▸ **Goal**
What lines of the data include the string "JSON"? Copy them all.

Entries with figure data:
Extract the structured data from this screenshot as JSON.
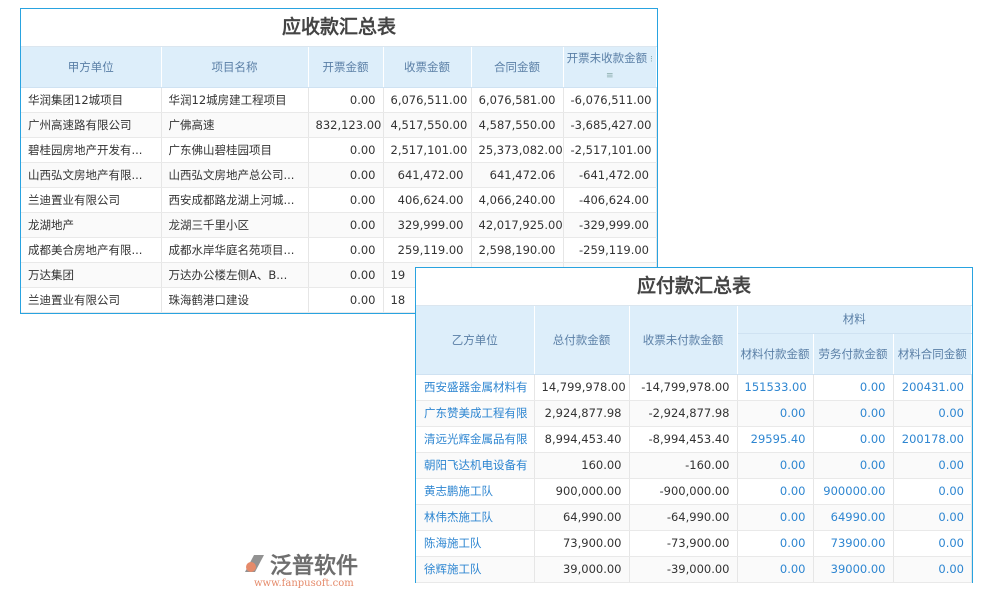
{
  "receivable": {
    "title": "应收款汇总表",
    "headers": [
      "甲方单位",
      "项目名称",
      "开票金额",
      "收票金额",
      "合同金额",
      "开票未收款金额"
    ],
    "rows": [
      [
        "华润集团12城项目",
        "华润12城房建工程项目",
        "0.00",
        "6,076,511.00",
        "6,076,581.00",
        "-6,076,511.00"
      ],
      [
        "广州高速路有限公司",
        "广佛高速",
        "832,123.00",
        "4,517,550.00",
        "4,587,550.00",
        "-3,685,427.00"
      ],
      [
        "碧桂园房地产开发有...",
        "广东佛山碧桂园项目",
        "0.00",
        "2,517,101.00",
        "25,373,082.00",
        "-2,517,101.00"
      ],
      [
        "山西弘文房地产有限...",
        "山西弘文房地产总公司...",
        "0.00",
        "641,472.00",
        "641,472.06",
        "-641,472.00"
      ],
      [
        "兰迪置业有限公司",
        "西安成都路龙湖上河城...",
        "0.00",
        "406,624.00",
        "4,066,240.00",
        "-406,624.00"
      ],
      [
        "龙湖地产",
        "龙湖三千里小区",
        "0.00",
        "329,999.00",
        "42,017,925.00",
        "-329,999.00"
      ],
      [
        "成都美合房地产有限...",
        "成都水岸华庭名苑项目...",
        "0.00",
        "259,119.00",
        "2,598,190.00",
        "-259,119.00"
      ],
      [
        "万达集团",
        "万达办公楼左侧A、B...",
        "0.00",
        "19",
        "",
        ""
      ],
      [
        "兰迪置业有限公司",
        "珠海鹤港口建设",
        "0.00",
        "18",
        "",
        ""
      ]
    ]
  },
  "payable": {
    "title": "应付款汇总表",
    "group_header": "材料",
    "headers": [
      "乙方单位",
      "总付款金额",
      "收票未付款金额",
      "材料付款金额",
      "劳务付款金额",
      "材料合同金额"
    ],
    "rows": [
      [
        "西安盛器金属材料有",
        "14,799,978.00",
        "-14,799,978.00",
        "151533.00",
        "0.00",
        "200431.00"
      ],
      [
        "广东赞美成工程有限",
        "2,924,877.98",
        "-2,924,877.98",
        "0.00",
        "0.00",
        "0.00"
      ],
      [
        "清远光辉金属品有限",
        "8,994,453.40",
        "-8,994,453.40",
        "29595.40",
        "0.00",
        "200178.00"
      ],
      [
        "朝阳飞达机电设备有",
        "160.00",
        "-160.00",
        "0.00",
        "0.00",
        "0.00"
      ],
      [
        "黄志鹏施工队",
        "900,000.00",
        "-900,000.00",
        "0.00",
        "900000.00",
        "0.00"
      ],
      [
        "林伟杰施工队",
        "64,990.00",
        "-64,990.00",
        "0.00",
        "64990.00",
        "0.00"
      ],
      [
        "陈海施工队",
        "73,900.00",
        "-73,900.00",
        "0.00",
        "73900.00",
        "0.00"
      ],
      [
        "徐辉施工队",
        "39,000.00",
        "-39,000.00",
        "0.00",
        "39000.00",
        "0.00"
      ]
    ]
  },
  "logo": {
    "name": "泛普软件",
    "url": "www.fanpusoft.com"
  },
  "colors": {
    "border": "#29a3e0",
    "header_bg": "#ddeefa",
    "link": "#2e86d1"
  }
}
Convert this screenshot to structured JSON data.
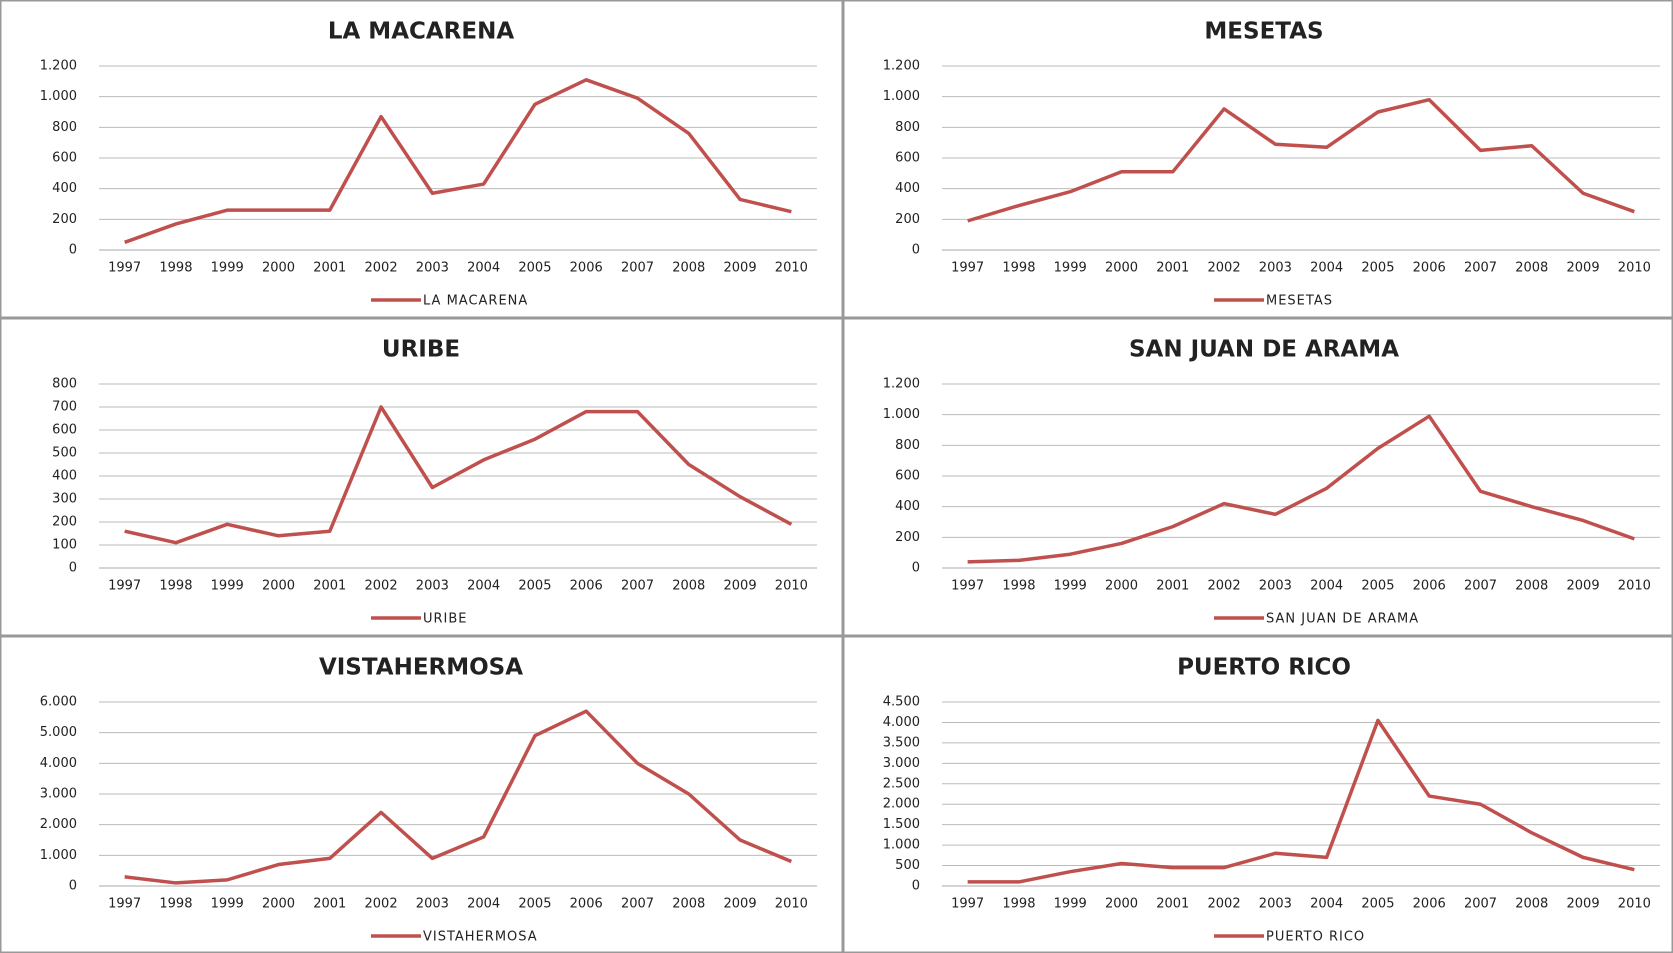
{
  "chart_data": [
    {
      "type": "line",
      "title": "LA MACARENA",
      "categories": [
        "1997",
        "1998",
        "1999",
        "2000",
        "2001",
        "2002",
        "2003",
        "2004",
        "2005",
        "2006",
        "2007",
        "2008",
        "2009",
        "2010"
      ],
      "series": [
        {
          "name": "LA MACARENA",
          "color": "#c0504d",
          "values": [
            50,
            170,
            260,
            260,
            260,
            870,
            370,
            430,
            950,
            1110,
            990,
            760,
            330,
            250
          ]
        }
      ],
      "ylim": [
        0,
        1200
      ],
      "yticks": [
        0,
        200,
        400,
        600,
        800,
        {
          "value": 1000,
          "label": "1.000"
        },
        {
          "value": 1200,
          "label": "1.200"
        }
      ],
      "grid": true,
      "legend": "bottom"
    },
    {
      "type": "line",
      "title": "MESETAS",
      "categories": [
        "1997",
        "1998",
        "1999",
        "2000",
        "2001",
        "2002",
        "2003",
        "2004",
        "2005",
        "2006",
        "2007",
        "2008",
        "2009",
        "2010"
      ],
      "series": [
        {
          "name": "MESETAS",
          "color": "#c0504d",
          "values": [
            190,
            290,
            380,
            510,
            510,
            920,
            690,
            670,
            900,
            980,
            650,
            680,
            370,
            250
          ]
        }
      ],
      "ylim": [
        0,
        1200
      ],
      "yticks": [
        0,
        200,
        400,
        600,
        800,
        {
          "value": 1000,
          "label": "1.000"
        },
        {
          "value": 1200,
          "label": "1.200"
        }
      ],
      "grid": true,
      "legend": "bottom"
    },
    {
      "type": "line",
      "title": "URIBE",
      "categories": [
        "1997",
        "1998",
        "1999",
        "2000",
        "2001",
        "2002",
        "2003",
        "2004",
        "2005",
        "2006",
        "2007",
        "2008",
        "2009",
        "2010"
      ],
      "series": [
        {
          "name": "URIBE",
          "color": "#c0504d",
          "values": [
            160,
            110,
            190,
            140,
            160,
            700,
            350,
            470,
            560,
            680,
            680,
            450,
            310,
            190
          ]
        }
      ],
      "ylim": [
        0,
        800
      ],
      "yticks": [
        0,
        100,
        200,
        300,
        400,
        500,
        600,
        700,
        800
      ],
      "grid": true,
      "legend": "bottom"
    },
    {
      "type": "line",
      "title": "SAN JUAN DE ARAMA",
      "categories": [
        "1997",
        "1998",
        "1999",
        "2000",
        "2001",
        "2002",
        "2003",
        "2004",
        "2005",
        "2006",
        "2007",
        "2008",
        "2009",
        "2010"
      ],
      "series": [
        {
          "name": "SAN JUAN DE ARAMA",
          "color": "#c0504d",
          "values": [
            40,
            50,
            90,
            160,
            270,
            420,
            350,
            520,
            780,
            990,
            500,
            400,
            310,
            190
          ]
        }
      ],
      "ylim": [
        0,
        1200
      ],
      "yticks": [
        0,
        200,
        400,
        600,
        800,
        {
          "value": 1000,
          "label": "1.000"
        },
        {
          "value": 1200,
          "label": "1.200"
        }
      ],
      "grid": true,
      "legend": "bottom"
    },
    {
      "type": "line",
      "title": "VISTAHERMOSA",
      "categories": [
        "1997",
        "1998",
        "1999",
        "2000",
        "2001",
        "2002",
        "2003",
        "2004",
        "2005",
        "2006",
        "2007",
        "2008",
        "2009",
        "2010"
      ],
      "series": [
        {
          "name": "VISTAHERMOSA",
          "color": "#c0504d",
          "values": [
            300,
            100,
            200,
            700,
            900,
            2400,
            900,
            1600,
            4900,
            5700,
            4000,
            3000,
            1500,
            800
          ]
        }
      ],
      "ylim": [
        0,
        6000
      ],
      "yticks": [
        0,
        {
          "value": 1000,
          "label": "1.000"
        },
        {
          "value": 2000,
          "label": "2.000"
        },
        {
          "value": 3000,
          "label": "3.000"
        },
        {
          "value": 4000,
          "label": "4.000"
        },
        {
          "value": 5000,
          "label": "5.000"
        },
        {
          "value": 6000,
          "label": "6.000"
        }
      ],
      "grid": true,
      "legend": "bottom"
    },
    {
      "type": "line",
      "title": "PUERTO RICO",
      "categories": [
        "1997",
        "1998",
        "1999",
        "2000",
        "2001",
        "2002",
        "2003",
        "2004",
        "2005",
        "2006",
        "2007",
        "2008",
        "2009",
        "2010"
      ],
      "series": [
        {
          "name": "PUERTO RICO",
          "color": "#c0504d",
          "values": [
            100,
            100,
            350,
            550,
            450,
            450,
            800,
            700,
            4050,
            2200,
            2000,
            1300,
            700,
            400
          ]
        }
      ],
      "ylim": [
        0,
        4500
      ],
      "yticks": [
        0,
        500,
        {
          "value": 1000,
          "label": "1.000"
        },
        {
          "value": 1500,
          "label": "1.500"
        },
        {
          "value": 2000,
          "label": "2.000"
        },
        {
          "value": 2500,
          "label": "2.500"
        },
        {
          "value": 3000,
          "label": "3.000"
        },
        {
          "value": 3500,
          "label": "3.500"
        },
        {
          "value": 4000,
          "label": "4.000"
        },
        {
          "value": 4500,
          "label": "4.500"
        }
      ],
      "grid": true,
      "legend": "bottom"
    }
  ]
}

▸ **Solution to this task**
Extract the structured data from this screenshot as JSON.
Convert this screenshot to structured JSON data.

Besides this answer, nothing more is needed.